◆ **Sección del documento**
Así
como hay dolor y alegría, así como hay inquietud y paz ,así el hombre tiene en
su vida dos cauces por donde transcurre su existencia.:- La palabra y el
silencio.
La
palabra, del latín parábola, es la facultad natural de hablar. Solo el hombre
disfruta de la palabra. La palabra expresa las ideas que llevamos en nuestra
mente y es el mejor conducto para decir lo que sentimos. Hablar es expresar el
pensamiento por medio de palabras. Es algo que hacemos momento tras momento y
no nos damos cuenta de que es un constante milagro. Hablar, decir lo que
sentimos, comunicar todos nuestros anhelos y esperanzas o poder descargar
nuestro corazón atribulado, cuando las penas nos alcanzan, a los que nos
escuchan.
Nuestra era es la era de la comunicación y de la información. Pero la
palabra tiene también su parte contraria :- El silencio.
Nuestro vivir transcurre entre estos cauces: la palabra y el silencio. O
hablamos o estamos en silencio. Cuando hablamos " a voces" la fuerza
se nos va por la boca... hablamos y hablamos y muchas veces nos arrepentimos de
haber hablado tanto... Sin embargo el hablar es algo muy hermoso que nos hace
sentirnos vivos, animosos y nos gusta que nos escuchen.

◆ **Material**

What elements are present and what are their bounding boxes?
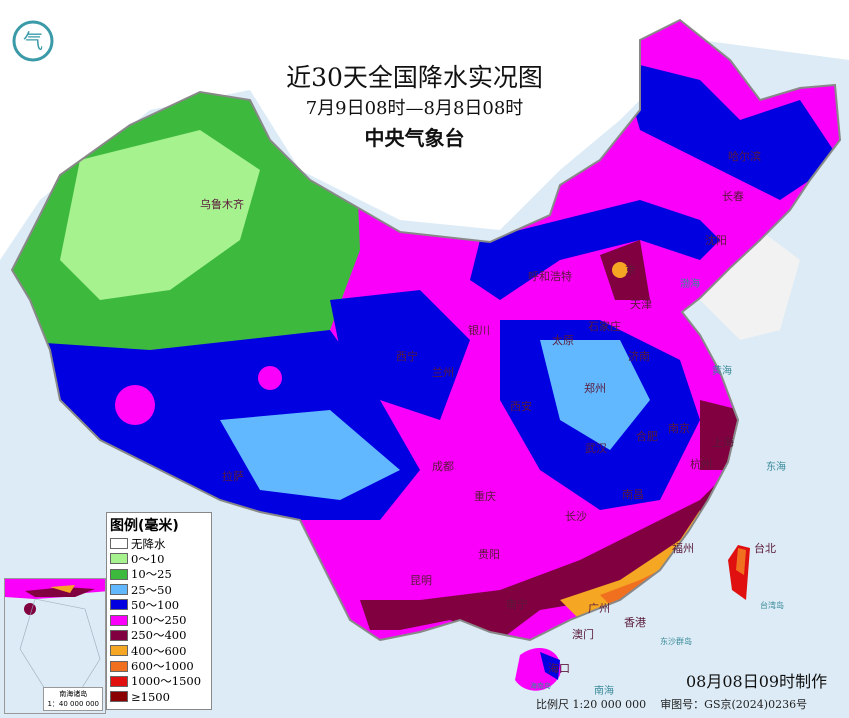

◆ **Objetivo 1**
Responda a estas preguntas sobre el texto acerca de la palabra y el silencio:
(a) ¿De qué término latino procede "palabra", según el texto?
(b) ¿Quién es el único que disfruta de la palabra?
(c) ¿Cómo se define nuestra era?
◆ **Objetivo 2**
Cambie "hermoso" por "valioso" en el pasaje del texto sobre la palabra y el silencio que comienza en "Nuestra era es" y termina en "que nos escuchen.", y transcriba el pasaje resultante.
◆ **Objetivo 3**
Escriba la continuación del texto sobre la palabra y el silencio a partir de la última oración que aparece.
Las líneas no desempeñan ningún papel en este trabajo.

◆ **Respuesta del ejercicio 1**
(a) Del latín parábola.
(b) El hombre.
(c) Como la era de la comunicación y de la información.

◆ **Respuesta del ejercicio 2**
Nuestra era es la era de la comunicación y de la información. Pero la
palabra tiene también su parte contraria :- El silencio.
Nuestro vivir transcurre entre estos cauces: la palabra y el silencio. O
hablamos o estamos en silencio. Cuando hablamos " a voces" la fuerza
se nos va por la boca... hablamos y hablamos y muchas veces nos arrepentimos de
haber hablado tanto... Sin embargo el hablar es algo muy valioso que nos hace
sentirnos vivos, animosos y nos gusta que nos escuchen.

◆ **Respuesta del ejercicio 3**
El
silencio es un tesoro de infinito valor. Cuando estamos en silencio somos más
auténticos, somos lo que somos realmente. El silencio es algo vital en nuestra
existencia para encontrarnos con nosotros mismos. Es poder darle forma y
respuesta a las preguntas que van amalgamando nuestro vivir. ¿Quién soy, de
dónde vengo . a dónde voy? Y va a ser en ese silencio donde vamos a encontrar
las respuestas, no en el bullicio, en el ajetreo, en el nerviosismo, la música ruidosa,
en el "acelere" de la vida inquieta y conflictiva porque es en el
silencio y por el silencio donde se escucha la voz de Dios pues bien dicen que
" Dios habla quedito".
Meditando en estas cosas pienso en José el carpintero de Nazaret. El
hombre a quien se le encomendó la protección y el cuidado de los personajes más
grandes de la Historia Sagrada y no nos dejó el recuerdo de una sola palabra
suya. Nada nos dijo pero con su ejemplo nos lo dijo todo. Más que el más
brillante de los discursos fue su testimonio callado y lleno de amor.
A este
pensamiento se une el recuerdo de mi padre. Su silencio de noble mansedumbre,
su firme y dedicada actitud en el trabajo, su alma de ingenua alegría y
sencillez y el profundo amor por los seres que formamos su familia, tal vez por
esa semejanza fue grande su devoción a San José, el santo que le dicen:-
"Abogado de la buena muerte". ¿ Porque a quién no le gustaría morir
entre los brazos de Jesús y de María como él murió?. José tuvo una entrega total.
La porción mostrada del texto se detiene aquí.